▶ **PROBLEM TO SOLVE**
Leave out the pictures and repeat every record exactly.

▶ **EXCERPTED DATA**

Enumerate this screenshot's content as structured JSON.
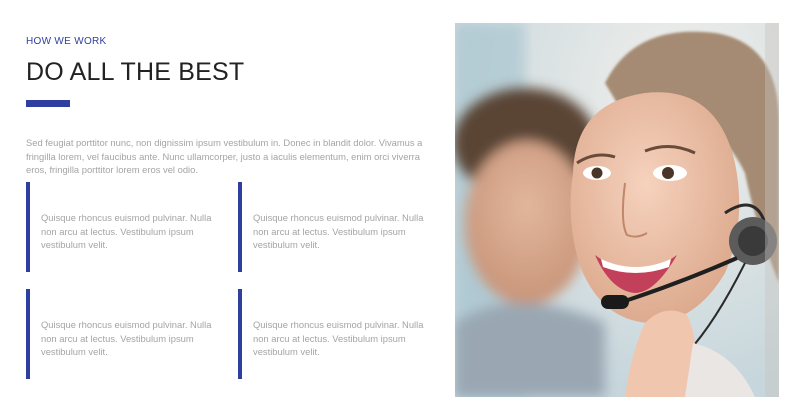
{
  "section": {
    "eyebrow": "HOW WE WORK",
    "title": "DO ALL THE BEST",
    "intro": "Sed feugiat porttitor nunc, non dignissim ipsum vestibulum in. Donec in blandit dolor. Vivamus a fringilla lorem, vel faucibus ante. Nunc ullamcorper, justo a iaculis elementum, enim orci viverra eros, fringilla porttitor lorem eros vel odio."
  },
  "features": [
    {
      "text": "Quisque rhoncus euismod pulvinar. Nulla non arcu at lectus. Vestibulum ipsum vestibulum velit."
    },
    {
      "text": "Quisque rhoncus euismod pulvinar. Nulla non arcu at lectus. Vestibulum ipsum vestibulum velit."
    },
    {
      "text": "Quisque rhoncus euismod pulvinar. Nulla non arcu at lectus. Vestibulum ipsum vestibulum velit."
    },
    {
      "text": "Quisque rhoncus euismod pulvinar. Nulla non arcu at lectus. Vestibulum ipsum vestibulum velit."
    }
  ],
  "colors": {
    "accent": "#2f3fa0",
    "heading": "#222222",
    "body_text": "#a4a4a4"
  },
  "photo": {
    "icon": "support-agent-photo"
  }
}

▶ **OUTPUT BELOW**
Enumerate this screenshot's content as structured JSON.
{
  "section": {
    "eyebrow": "HOW WE WORK",
    "title": "DO ALL THE BEST",
    "intro": "Sed feugiat porttitor nunc, non dignissim ipsum vestibulum in. Donec in blandit dolor. Vivamus a fringilla lorem, vel faucibus ante. Nunc ullamcorper, justo a iaculis elementum, enim orci viverra eros, fringilla porttitor lorem eros vel odio."
  },
  "features": [
    {
      "text": "Quisque rhoncus euismod pulvinar. Nulla non arcu at lectus. Vestibulum ipsum vestibulum velit."
    },
    {
      "text": "Quisque rhoncus euismod pulvinar. Nulla non arcu at lectus. Vestibulum ipsum vestibulum velit."
    },
    {
      "text": "Quisque rhoncus euismod pulvinar. Nulla non arcu at lectus. Vestibulum ipsum vestibulum velit."
    },
    {
      "text": "Quisque rhoncus euismod pulvinar. Nulla non arcu at lectus. Vestibulum ipsum vestibulum velit."
    }
  ],
  "colors": {
    "accent": "#2f3fa0",
    "heading": "#222222",
    "body_text": "#a4a4a4"
  },
  "photo": {
    "icon": "support-agent-photo"
  }
}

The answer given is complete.